(What to produce): Without including any images, reproduce each entry exactly.
::::
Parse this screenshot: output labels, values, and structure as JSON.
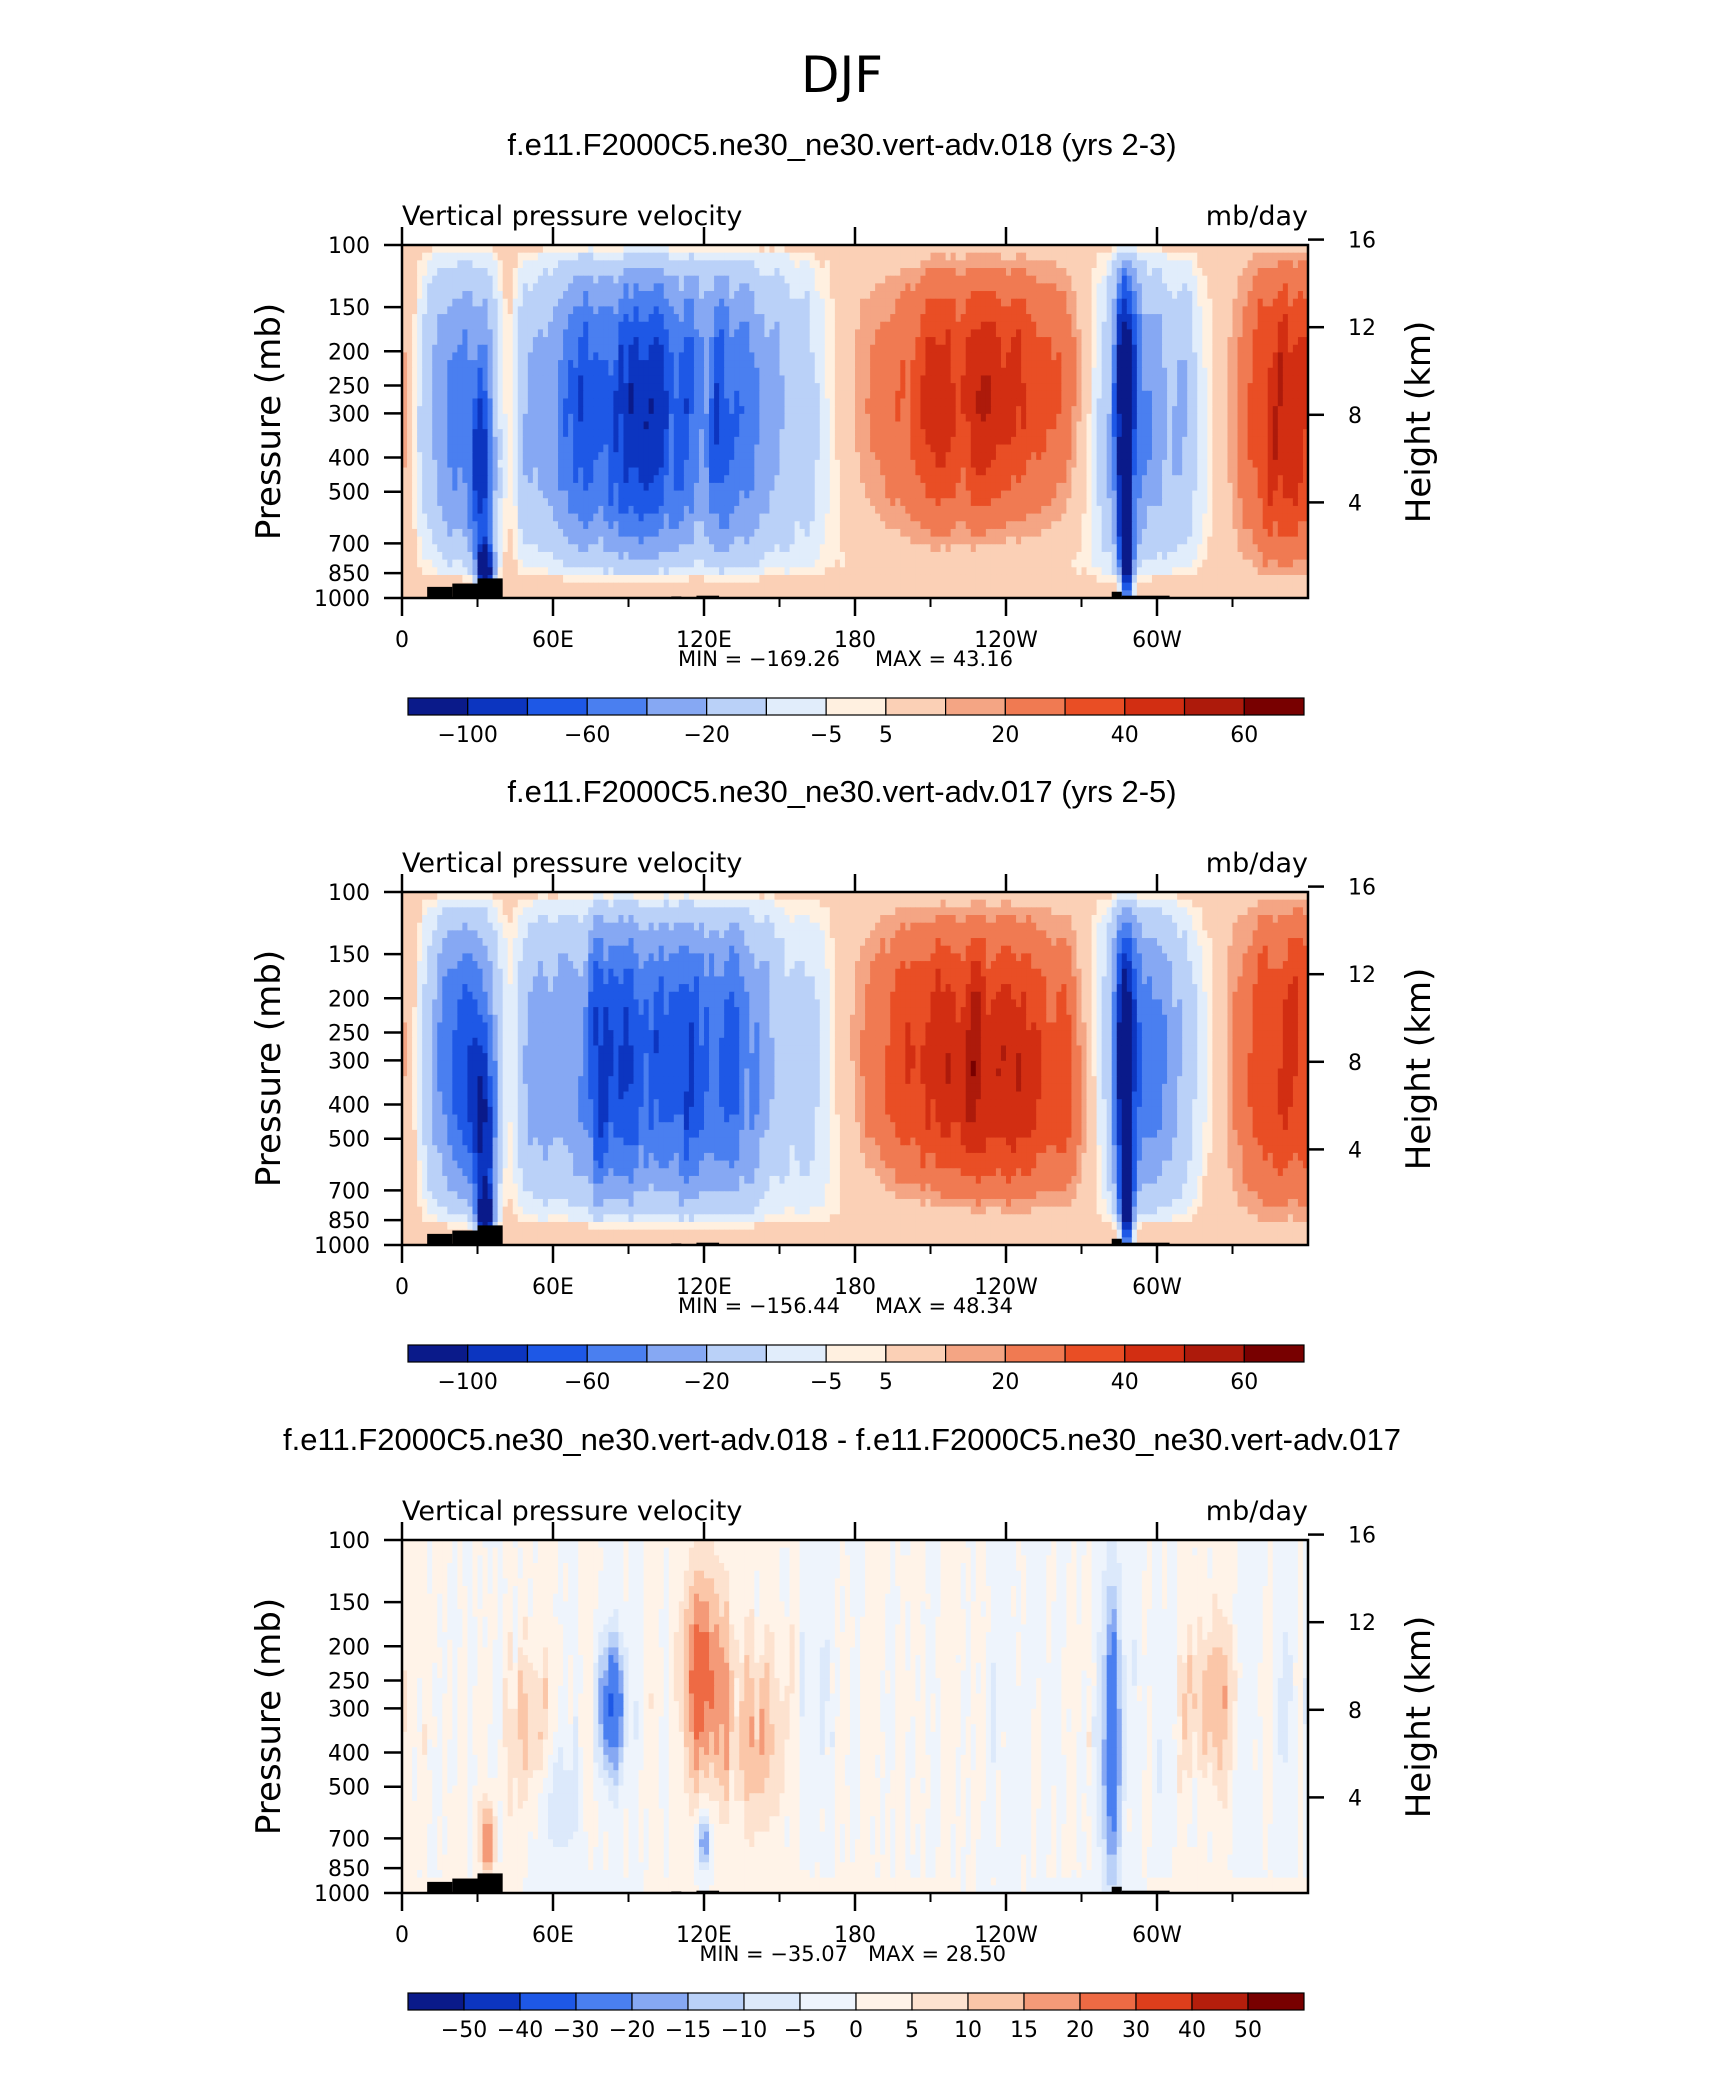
{
  "figure_title": "DJF",
  "chart_data": [
    {
      "type": "heatmap",
      "title": "f.e11.F2000C5.ne30_ne30.vert-adv.018 (yrs 2-3)",
      "subtitle_left": "Vertical pressure velocity",
      "subtitle_right": "mb/day",
      "ylabel": "Pressure (mb)",
      "ylabel_right": "Height (km)",
      "x_tick_labels": [
        "0",
        "60E",
        "120E",
        "180",
        "120W",
        "60W"
      ],
      "x_tick_lons": [
        0,
        60,
        120,
        180,
        240,
        300
      ],
      "y_ticks": [
        "100",
        "150",
        "200",
        "250",
        "300",
        "400",
        "500",
        "700",
        "850",
        "1000"
      ],
      "y_right_ticks": [
        "16",
        "12",
        "8",
        "4"
      ],
      "y_log_scale": true,
      "min_label": "MIN = −169.26",
      "max_label": "MAX = 43.16",
      "colorbar_labels": [
        "−100",
        "−60",
        "−20",
        "−5",
        "5",
        "20",
        "40",
        "60"
      ],
      "colorbar_colors": [
        "#0a1a8a",
        "#0c35c0",
        "#1e58e6",
        "#4a7ff0",
        "#86a8f3",
        "#bad1f8",
        "#e1edfb",
        "#fff0e0",
        "#fbd0b6",
        "#f4a584",
        "#f07a52",
        "#e94e25",
        "#d22e12",
        "#ad1a0b",
        "#780000"
      ]
    },
    {
      "type": "heatmap",
      "title": "f.e11.F2000C5.ne30_ne30.vert-adv.017 (yrs 2-5)",
      "subtitle_left": "Vertical pressure velocity",
      "subtitle_right": "mb/day",
      "ylabel": "Pressure (mb)",
      "ylabel_right": "Height (km)",
      "x_tick_labels": [
        "0",
        "60E",
        "120E",
        "180",
        "120W",
        "60W"
      ],
      "x_tick_lons": [
        0,
        60,
        120,
        180,
        240,
        300
      ],
      "y_ticks": [
        "100",
        "150",
        "200",
        "250",
        "300",
        "400",
        "500",
        "700",
        "850",
        "1000"
      ],
      "y_right_ticks": [
        "16",
        "12",
        "8",
        "4"
      ],
      "y_log_scale": true,
      "min_label": "MIN = −156.44",
      "max_label": "MAX = 48.34",
      "colorbar_labels": [
        "−100",
        "−60",
        "−20",
        "−5",
        "5",
        "20",
        "40",
        "60"
      ],
      "colorbar_colors": [
        "#0a1a8a",
        "#0c35c0",
        "#1e58e6",
        "#4a7ff0",
        "#86a8f3",
        "#bad1f8",
        "#e1edfb",
        "#fff0e0",
        "#fbd0b6",
        "#f4a584",
        "#f07a52",
        "#e94e25",
        "#d22e12",
        "#ad1a0b",
        "#780000"
      ]
    },
    {
      "type": "heatmap",
      "title": "f.e11.F2000C5.ne30_ne30.vert-adv.018 - f.e11.F2000C5.ne30_ne30.vert-adv.017",
      "subtitle_left": "Vertical pressure velocity",
      "subtitle_right": "mb/day",
      "ylabel": "Pressure (mb)",
      "ylabel_right": "Height (km)",
      "x_tick_labels": [
        "0",
        "60E",
        "120E",
        "180",
        "120W",
        "60W"
      ],
      "x_tick_lons": [
        0,
        60,
        120,
        180,
        240,
        300
      ],
      "y_ticks": [
        "100",
        "150",
        "200",
        "250",
        "300",
        "400",
        "500",
        "700",
        "850",
        "1000"
      ],
      "y_right_ticks": [
        "16",
        "12",
        "8",
        "4"
      ],
      "y_log_scale": true,
      "min_label": "MIN = −35.07",
      "max_label": "MAX = 28.50",
      "colorbar_labels": [
        "−50",
        "−40",
        "−30",
        "−20",
        "−15",
        "−10",
        "−5",
        "0",
        "5",
        "10",
        "15",
        "20",
        "30",
        "40",
        "50"
      ],
      "colorbar_colors": [
        "#0a1a8a",
        "#0c35c0",
        "#1e58e6",
        "#4a7ff0",
        "#86a8f3",
        "#bad1f8",
        "#dce9fb",
        "#eef4fc",
        "#fff3e8",
        "#fde2cf",
        "#fbc6a8",
        "#f49a78",
        "#ee6a44",
        "#de3e1c",
        "#b51e0c",
        "#780000"
      ]
    }
  ]
}
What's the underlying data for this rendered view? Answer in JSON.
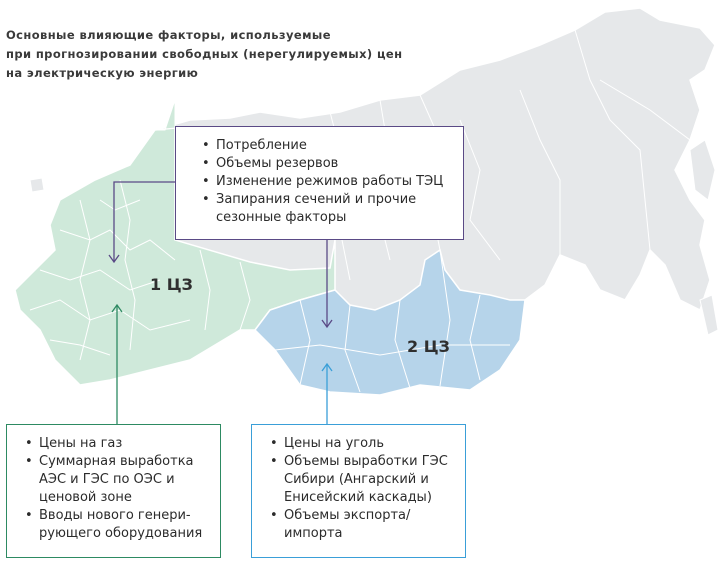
::::
(Written answer):
Parse this screenshot: output labels, values, and structure as JSON.
{
  "figure_title": "DJF",
  "chart_data": [
    {
      "type": "heatmap",
      "title": "f.e11.F2000C5.ne30_ne30.vert-adv.018 (yrs 2-3)",
      "subtitle_left": "Vertical pressure velocity",
      "subtitle_right": "mb/day",
      "ylabel": "Pressure (mb)",
      "ylabel_right": "Height (km)",
      "x_tick_labels": [
        "0",
        "60E",
        "120E",
        "180",
        "120W",
        "60W"
      ],
      "x_tick_lons": [
        0,
        60,
        120,
        180,
        240,
        300
      ],
      "y_ticks": [
        "100",
        "150",
        "200",
        "250",
        "300",
        "400",
        "500",
        "700",
        "850",
        "1000"
      ],
      "y_right_ticks": [
        "16",
        "12",
        "8",
        "4"
      ],
      "y_log_scale": true,
      "min_label": "MIN = −169.26",
      "max_label": "MAX = 43.16",
      "colorbar_labels": [
        "−100",
        "−60",
        "−20",
        "−5",
        "5",
        "20",
        "40",
        "60"
      ],
      "colorbar_colors": [
        "#0a1a8a",
        "#0c35c0",
        "#1e58e6",
        "#4a7ff0",
        "#86a8f3",
        "#bad1f8",
        "#e1edfb",
        "#fff0e0",
        "#fbd0b6",
        "#f4a584",
        "#f07a52",
        "#e94e25",
        "#d22e12",
        "#ad1a0b",
        "#780000"
      ]
    },
    {
      "type": "heatmap",
      "title": "f.e11.F2000C5.ne30_ne30.vert-adv.017 (yrs 2-5)",
      "subtitle_left": "Vertical pressure velocity",
      "subtitle_right": "mb/day",
      "ylabel": "Pressure (mb)",
      "ylabel_right": "Height (km)",
      "x_tick_labels": [
        "0",
        "60E",
        "120E",
        "180",
        "120W",
        "60W"
      ],
      "x_tick_lons": [
        0,
        60,
        120,
        180,
        240,
        300
      ],
      "y_ticks": [
        "100",
        "150",
        "200",
        "250",
        "300",
        "400",
        "500",
        "700",
        "850",
        "1000"
      ],
      "y_right_ticks": [
        "16",
        "12",
        "8",
        "4"
      ],
      "y_log_scale": true,
      "min_label": "MIN = −156.44",
      "max_label": "MAX = 48.34",
      "colorbar_labels": [
        "−100",
        "−60",
        "−20",
        "−5",
        "5",
        "20",
        "40",
        "60"
      ],
      "colorbar_colors": [
        "#0a1a8a",
        "#0c35c0",
        "#1e58e6",
        "#4a7ff0",
        "#86a8f3",
        "#bad1f8",
        "#e1edfb",
        "#fff0e0",
        "#fbd0b6",
        "#f4a584",
        "#f07a52",
        "#e94e25",
        "#d22e12",
        "#ad1a0b",
        "#780000"
      ]
    },
    {
      "type": "heatmap",
      "title": "f.e11.F2000C5.ne30_ne30.vert-adv.018 - f.e11.F2000C5.ne30_ne30.vert-adv.017",
      "subtitle_left": "Vertical pressure velocity",
      "subtitle_right": "mb/day",
      "ylabel": "Pressure (mb)",
      "ylabel_right": "Height (km)",
      "x_tick_labels": [
        "0",
        "60E",
        "120E",
        "180",
        "120W",
        "60W"
      ],
      "x_tick_lons": [
        0,
        60,
        120,
        180,
        240,
        300
      ],
      "y_ticks": [
        "100",
        "150",
        "200",
        "250",
        "300",
        "400",
        "500",
        "700",
        "850",
        "1000"
      ],
      "y_right_ticks": [
        "16",
        "12",
        "8",
        "4"
      ],
      "y_log_scale": true,
      "min_label": "MIN = −35.07",
      "max_label": "MAX = 28.50",
      "colorbar_labels": [
        "−50",
        "−40",
        "−30",
        "−20",
        "−15",
        "−10",
        "−5",
        "0",
        "5",
        "10",
        "15",
        "20",
        "30",
        "40",
        "50"
      ],
      "colorbar_colors": [
        "#0a1a8a",
        "#0c35c0",
        "#1e58e6",
        "#4a7ff0",
        "#86a8f3",
        "#bad1f8",
        "#dce9fb",
        "#eef4fc",
        "#fff3e8",
        "#fde2cf",
        "#fbc6a8",
        "#f49a78",
        "#ee6a44",
        "#de3e1c",
        "#b51e0c",
        "#780000"
      ]
    }
  ]
}
What's the underlying data for this rendered view? Answer in JSON.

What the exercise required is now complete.